Records from a collection of figures
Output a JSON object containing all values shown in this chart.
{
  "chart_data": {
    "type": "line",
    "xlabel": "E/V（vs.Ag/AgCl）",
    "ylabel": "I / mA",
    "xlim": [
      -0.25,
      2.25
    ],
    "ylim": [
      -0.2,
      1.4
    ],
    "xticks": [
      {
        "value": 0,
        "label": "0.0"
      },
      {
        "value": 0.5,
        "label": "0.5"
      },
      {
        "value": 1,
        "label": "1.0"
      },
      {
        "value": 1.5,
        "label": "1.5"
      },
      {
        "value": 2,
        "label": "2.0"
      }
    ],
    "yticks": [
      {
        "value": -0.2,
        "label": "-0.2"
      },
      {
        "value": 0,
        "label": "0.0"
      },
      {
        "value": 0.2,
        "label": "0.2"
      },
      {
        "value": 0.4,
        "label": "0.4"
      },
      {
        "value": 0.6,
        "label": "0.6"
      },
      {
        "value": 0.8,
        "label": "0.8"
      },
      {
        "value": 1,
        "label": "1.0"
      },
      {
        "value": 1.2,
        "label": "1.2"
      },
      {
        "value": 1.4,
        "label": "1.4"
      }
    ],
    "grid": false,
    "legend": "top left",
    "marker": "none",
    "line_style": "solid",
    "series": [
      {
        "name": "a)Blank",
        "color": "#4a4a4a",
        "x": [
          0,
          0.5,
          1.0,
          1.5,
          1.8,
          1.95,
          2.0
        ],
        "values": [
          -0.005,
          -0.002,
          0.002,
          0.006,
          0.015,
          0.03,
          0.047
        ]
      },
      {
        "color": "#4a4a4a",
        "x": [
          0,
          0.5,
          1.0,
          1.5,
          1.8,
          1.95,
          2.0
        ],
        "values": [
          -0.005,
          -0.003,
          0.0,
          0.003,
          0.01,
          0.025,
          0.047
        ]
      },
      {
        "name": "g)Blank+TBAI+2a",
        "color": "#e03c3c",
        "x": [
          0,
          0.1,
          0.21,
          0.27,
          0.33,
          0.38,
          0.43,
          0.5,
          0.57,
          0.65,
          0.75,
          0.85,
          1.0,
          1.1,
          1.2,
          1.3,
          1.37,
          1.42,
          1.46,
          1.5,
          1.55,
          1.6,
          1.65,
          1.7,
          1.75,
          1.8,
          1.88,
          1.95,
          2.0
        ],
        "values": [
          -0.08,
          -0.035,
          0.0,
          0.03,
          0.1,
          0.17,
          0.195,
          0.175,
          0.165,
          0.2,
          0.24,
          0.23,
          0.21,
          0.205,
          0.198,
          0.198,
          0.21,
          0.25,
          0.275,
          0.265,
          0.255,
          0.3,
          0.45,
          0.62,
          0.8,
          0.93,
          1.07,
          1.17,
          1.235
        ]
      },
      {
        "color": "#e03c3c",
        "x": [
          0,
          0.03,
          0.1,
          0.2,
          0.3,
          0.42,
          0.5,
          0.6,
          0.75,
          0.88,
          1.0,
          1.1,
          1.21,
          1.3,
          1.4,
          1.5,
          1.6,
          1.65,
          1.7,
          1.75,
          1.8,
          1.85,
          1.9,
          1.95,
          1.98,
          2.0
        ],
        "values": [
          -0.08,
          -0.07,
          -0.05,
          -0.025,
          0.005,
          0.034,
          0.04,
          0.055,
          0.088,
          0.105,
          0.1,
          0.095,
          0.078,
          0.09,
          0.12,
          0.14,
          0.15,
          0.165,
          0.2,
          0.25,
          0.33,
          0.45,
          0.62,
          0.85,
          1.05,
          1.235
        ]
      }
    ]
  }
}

### [GOAL]
Type the whole listing again, unaltered.

### [EXPECTED ANSWER]
Output a JSON object containing all values shown in this chart.
{
  "chart_data": {
    "type": "line",
    "xlabel": "E/V（vs.Ag/AgCl）",
    "ylabel": "I / mA",
    "xlim": [
      -0.25,
      2.25
    ],
    "ylim": [
      -0.2,
      1.4
    ],
    "xticks": [
      {
        "value": 0,
        "label": "0.0"
      },
      {
        "value": 0.5,
        "label": "0.5"
      },
      {
        "value": 1,
        "label": "1.0"
      },
      {
        "value": 1.5,
        "label": "1.5"
      },
      {
        "value": 2,
        "label": "2.0"
      }
    ],
    "yticks": [
      {
        "value": -0.2,
        "label": "-0.2"
      },
      {
        "value": 0,
        "label": "0.0"
      },
      {
        "value": 0.2,
        "label": "0.2"
      },
      {
        "value": 0.4,
        "label": "0.4"
      },
      {
        "value": 0.6,
        "label": "0.6"
      },
      {
        "value": 0.8,
        "label": "0.8"
      },
      {
        "value": 1,
        "label": "1.0"
      },
      {
        "value": 1.2,
        "label": "1.2"
      },
      {
        "value": 1.4,
        "label": "1.4"
      }
    ],
    "grid": false,
    "legend": "top left",
    "marker": "none",
    "line_style": "solid",
    "series": [
      {
        "name": "a)Blank",
        "color": "#4a4a4a",
        "x": [
          0,
          0.5,
          1.0,
          1.5,
          1.8,
          1.95,
          2.0
        ],
        "values": [
          -0.005,
          -0.002,
          0.002,
          0.006,
          0.015,
          0.03,
          0.047
        ]
      },
      {
        "color": "#4a4a4a",
        "x": [
          0,
          0.5,
          1.0,
          1.5,
          1.8,
          1.95,
          2.0
        ],
        "values": [
          -0.005,
          -0.003,
          0.0,
          0.003,
          0.01,
          0.025,
          0.047
        ]
      },
      {
        "name": "g)Blank+TBAI+2a",
        "color": "#e03c3c",
        "x": [
          0,
          0.1,
          0.21,
          0.27,
          0.33,
          0.38,
          0.43,
          0.5,
          0.57,
          0.65,
          0.75,
          0.85,
          1.0,
          1.1,
          1.2,
          1.3,
          1.37,
          1.42,
          1.46,
          1.5,
          1.55,
          1.6,
          1.65,
          1.7,
          1.75,
          1.8,
          1.88,
          1.95,
          2.0
        ],
        "values": [
          -0.08,
          -0.035,
          0.0,
          0.03,
          0.1,
          0.17,
          0.195,
          0.175,
          0.165,
          0.2,
          0.24,
          0.23,
          0.21,
          0.205,
          0.198,
          0.198,
          0.21,
          0.25,
          0.275,
          0.265,
          0.255,
          0.3,
          0.45,
          0.62,
          0.8,
          0.93,
          1.07,
          1.17,
          1.235
        ]
      },
      {
        "color": "#e03c3c",
        "x": [
          0,
          0.03,
          0.1,
          0.2,
          0.3,
          0.42,
          0.5,
          0.6,
          0.75,
          0.88,
          1.0,
          1.1,
          1.21,
          1.3,
          1.4,
          1.5,
          1.6,
          1.65,
          1.7,
          1.75,
          1.8,
          1.85,
          1.9,
          1.95,
          1.98,
          2.0
        ],
        "values": [
          -0.08,
          -0.07,
          -0.05,
          -0.025,
          0.005,
          0.034,
          0.04,
          0.055,
          0.088,
          0.105,
          0.1,
          0.095,
          0.078,
          0.09,
          0.12,
          0.14,
          0.15,
          0.165,
          0.2,
          0.25,
          0.33,
          0.45,
          0.62,
          0.85,
          1.05,
          1.235
        ]
      }
    ]
  }
}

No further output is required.